» **STATED PROBLEM**: The records below must be duplicated exactly, character for character.

[Start]

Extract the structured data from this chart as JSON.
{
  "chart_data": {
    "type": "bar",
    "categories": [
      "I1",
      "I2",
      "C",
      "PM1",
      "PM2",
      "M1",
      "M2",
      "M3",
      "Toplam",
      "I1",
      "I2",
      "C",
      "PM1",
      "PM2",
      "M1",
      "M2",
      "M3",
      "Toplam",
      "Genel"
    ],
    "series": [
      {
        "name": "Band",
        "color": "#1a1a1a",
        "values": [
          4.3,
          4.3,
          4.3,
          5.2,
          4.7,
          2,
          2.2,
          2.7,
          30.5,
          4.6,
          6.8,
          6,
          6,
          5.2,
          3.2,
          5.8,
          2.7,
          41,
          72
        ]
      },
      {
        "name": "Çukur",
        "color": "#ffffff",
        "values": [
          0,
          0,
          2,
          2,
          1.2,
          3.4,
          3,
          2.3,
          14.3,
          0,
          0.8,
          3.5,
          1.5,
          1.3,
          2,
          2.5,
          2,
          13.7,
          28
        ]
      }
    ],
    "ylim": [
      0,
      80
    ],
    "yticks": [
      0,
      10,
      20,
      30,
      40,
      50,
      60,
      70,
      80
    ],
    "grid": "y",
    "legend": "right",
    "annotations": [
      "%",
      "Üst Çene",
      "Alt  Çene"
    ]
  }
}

[End]

» **WRITTEN ANSWER**:
Extract the structured data from this chart as JSON.
{
  "chart_data": {
    "type": "bar",
    "categories": [
      "I1",
      "I2",
      "C",
      "PM1",
      "PM2",
      "M1",
      "M2",
      "M3",
      "Toplam",
      "I1",
      "I2",
      "C",
      "PM1",
      "PM2",
      "M1",
      "M2",
      "M3",
      "Toplam",
      "Genel"
    ],
    "series": [
      {
        "name": "Band",
        "color": "#1a1a1a",
        "values": [
          4.3,
          4.3,
          4.3,
          5.2,
          4.7,
          2,
          2.2,
          2.7,
          30.5,
          4.6,
          6.8,
          6,
          6,
          5.2,
          3.2,
          5.8,
          2.7,
          41,
          72
        ]
      },
      {
        "name": "Çukur",
        "color": "#ffffff",
        "values": [
          0,
          0,
          2,
          2,
          1.2,
          3.4,
          3,
          2.3,
          14.3,
          0,
          0.8,
          3.5,
          1.5,
          1.3,
          2,
          2.5,
          2,
          13.7,
          28
        ]
      }
    ],
    "ylim": [
      0,
      80
    ],
    "yticks": [
      0,
      10,
      20,
      30,
      40,
      50,
      60,
      70,
      80
    ],
    "grid": "y",
    "legend": "right",
    "annotations": [
      "%",
      "Üst Çene",
      "Alt  Çene"
    ]
  }
}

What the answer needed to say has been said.